* [Problem statement]:
Do not carry the pictures over; copy every other part of the entries exactly.

Extracted records:
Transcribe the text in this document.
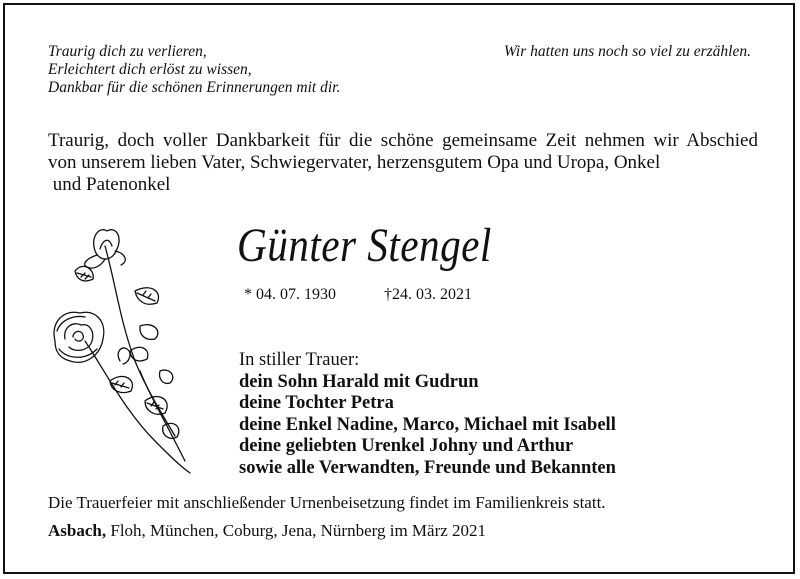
Traurig dich zu verlieren,
Erleichtert dich erlöst zu wissen,
Dankbar für die schönen Erinnerungen mit dir.
Wir hatten uns noch so viel zu erzählen.
Traurig, doch voller Dankbarkeit für die schöne gemeinsame Zeit nehmen wir Abschied
von unserem lieben Vater, Schwiegervater, herzensgutem Opa und Uropa, Onkel
und Patenonkel
Günter Stengel
* 04. 07. 1930	†24. 03. 2021
In stiller Trauer:
dein Sohn Harald mit Gudrun
deine Tochter Petra
deine Enkel Nadine, Marco, Michael mit Isabell
deine geliebten Urenkel Johny und Arthur
sowie alle Verwandten, Freunde und Bekannten
Die Trauerfeier mit anschließender Urnenbeisetzung findet im Familienkreis statt.
Asbach, Floh, München, Coburg, Jena, Nürnberg im März 2021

* [Answer]:
Transcribe the text in this document.
Traurig dich zu verlieren,
Erleichtert dich erlöst zu wissen,
Dankbar für die schönen Erinnerungen mit dir.
Wir hatten uns noch so viel zu erzählen.
Traurig, doch voller Dankbarkeit für die schöne gemeinsame Zeit nehmen wir Abschied
von unserem lieben Vater, Schwiegervater, herzensgutem Opa und Uropa, Onkel
und Patenonkel
Günter Stengel
* 04. 07. 1930	†24. 03. 2021
In stiller Trauer:
dein Sohn Harald mit Gudrun
deine Tochter Petra
deine Enkel Nadine, Marco, Michael mit Isabell
deine geliebten Urenkel Johny und Arthur
sowie alle Verwandten, Freunde und Bekannten
Die Trauerfeier mit anschließender Urnenbeisetzung findet im Familienkreis statt.
Asbach, Floh, München, Coburg, Jena, Nürnberg im März 2021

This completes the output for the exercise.